[START Exercise data]

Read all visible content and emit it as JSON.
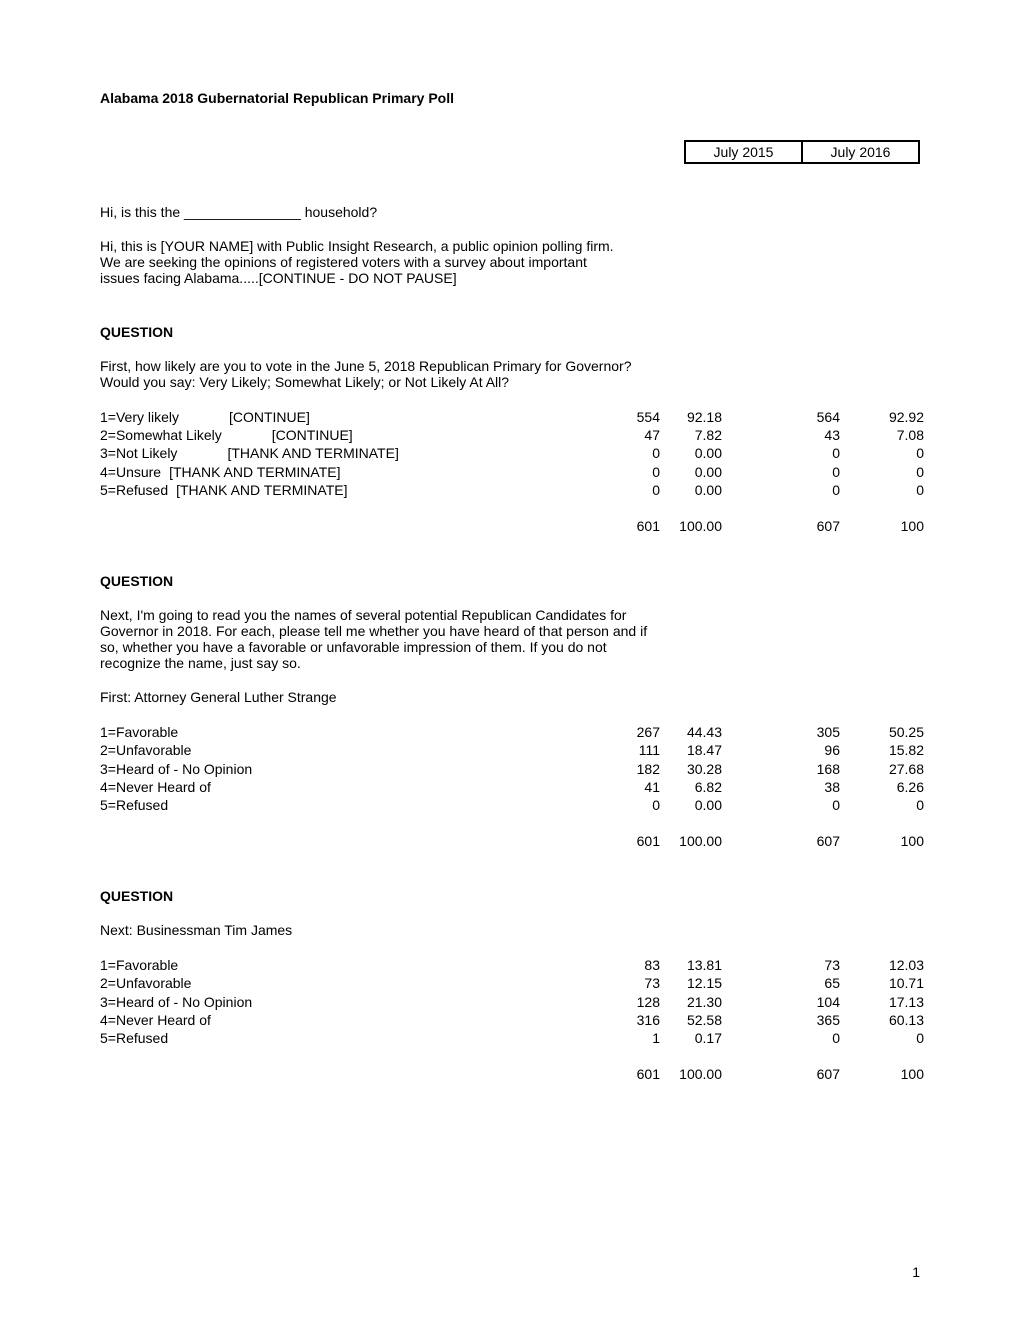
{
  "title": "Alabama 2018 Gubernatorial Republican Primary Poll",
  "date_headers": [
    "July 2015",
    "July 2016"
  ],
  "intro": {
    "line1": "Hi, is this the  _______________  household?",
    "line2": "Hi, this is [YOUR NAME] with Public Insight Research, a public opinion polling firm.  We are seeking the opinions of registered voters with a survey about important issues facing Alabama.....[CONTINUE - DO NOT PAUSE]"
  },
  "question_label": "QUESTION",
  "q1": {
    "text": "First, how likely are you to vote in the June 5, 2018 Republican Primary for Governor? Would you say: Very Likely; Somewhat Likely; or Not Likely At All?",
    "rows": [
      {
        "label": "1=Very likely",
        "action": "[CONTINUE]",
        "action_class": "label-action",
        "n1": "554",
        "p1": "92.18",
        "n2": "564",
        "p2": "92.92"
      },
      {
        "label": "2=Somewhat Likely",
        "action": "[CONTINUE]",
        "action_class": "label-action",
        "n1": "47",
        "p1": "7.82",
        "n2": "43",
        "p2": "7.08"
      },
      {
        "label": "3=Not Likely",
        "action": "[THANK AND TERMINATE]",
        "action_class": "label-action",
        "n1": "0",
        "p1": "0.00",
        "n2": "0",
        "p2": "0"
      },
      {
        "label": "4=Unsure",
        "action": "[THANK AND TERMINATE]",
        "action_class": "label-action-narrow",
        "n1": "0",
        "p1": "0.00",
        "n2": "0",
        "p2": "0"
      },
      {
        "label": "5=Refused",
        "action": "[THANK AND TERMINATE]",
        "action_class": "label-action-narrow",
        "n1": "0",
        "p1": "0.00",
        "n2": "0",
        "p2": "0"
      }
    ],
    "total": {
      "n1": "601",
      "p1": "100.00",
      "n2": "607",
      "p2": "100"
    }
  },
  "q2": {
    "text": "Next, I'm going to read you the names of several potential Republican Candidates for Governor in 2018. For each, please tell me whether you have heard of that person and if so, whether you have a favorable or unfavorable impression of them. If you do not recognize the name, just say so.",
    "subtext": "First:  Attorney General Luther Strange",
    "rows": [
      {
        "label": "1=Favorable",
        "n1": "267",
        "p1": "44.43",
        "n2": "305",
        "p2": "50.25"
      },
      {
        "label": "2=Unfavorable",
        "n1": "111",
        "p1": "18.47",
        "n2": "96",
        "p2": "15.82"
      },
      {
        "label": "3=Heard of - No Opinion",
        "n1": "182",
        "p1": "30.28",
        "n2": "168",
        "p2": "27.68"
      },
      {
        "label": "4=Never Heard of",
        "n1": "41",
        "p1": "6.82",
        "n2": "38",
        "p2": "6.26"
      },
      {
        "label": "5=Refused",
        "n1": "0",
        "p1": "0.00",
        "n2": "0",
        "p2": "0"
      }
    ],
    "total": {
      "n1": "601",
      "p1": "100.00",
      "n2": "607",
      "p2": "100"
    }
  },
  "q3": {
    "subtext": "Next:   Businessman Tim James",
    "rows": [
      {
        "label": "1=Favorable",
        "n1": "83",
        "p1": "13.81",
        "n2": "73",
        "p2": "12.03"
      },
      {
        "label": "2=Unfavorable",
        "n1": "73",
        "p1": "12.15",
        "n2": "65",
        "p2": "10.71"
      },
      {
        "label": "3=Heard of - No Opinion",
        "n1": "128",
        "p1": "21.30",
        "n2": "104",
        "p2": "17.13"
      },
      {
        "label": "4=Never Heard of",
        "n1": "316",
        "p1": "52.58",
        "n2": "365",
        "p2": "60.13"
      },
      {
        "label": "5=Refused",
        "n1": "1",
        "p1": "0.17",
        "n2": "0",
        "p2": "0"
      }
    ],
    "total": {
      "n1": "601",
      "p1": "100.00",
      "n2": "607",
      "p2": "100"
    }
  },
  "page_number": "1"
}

[END Exercise data]

* Aim of the task:
Each line in the data that holds the string "this" should be found and copied.

* Task solution:
    "line1": "Hi, is this the  _______________  household?",
    "line2": "Hi, this is [YOUR NAME] with Public Insight Research, a public opinion polling firm.  We are seeking the opinions of registered voters with a survey about important issues facing Alabama.....[CONTINUE - DO NOT PAUSE]"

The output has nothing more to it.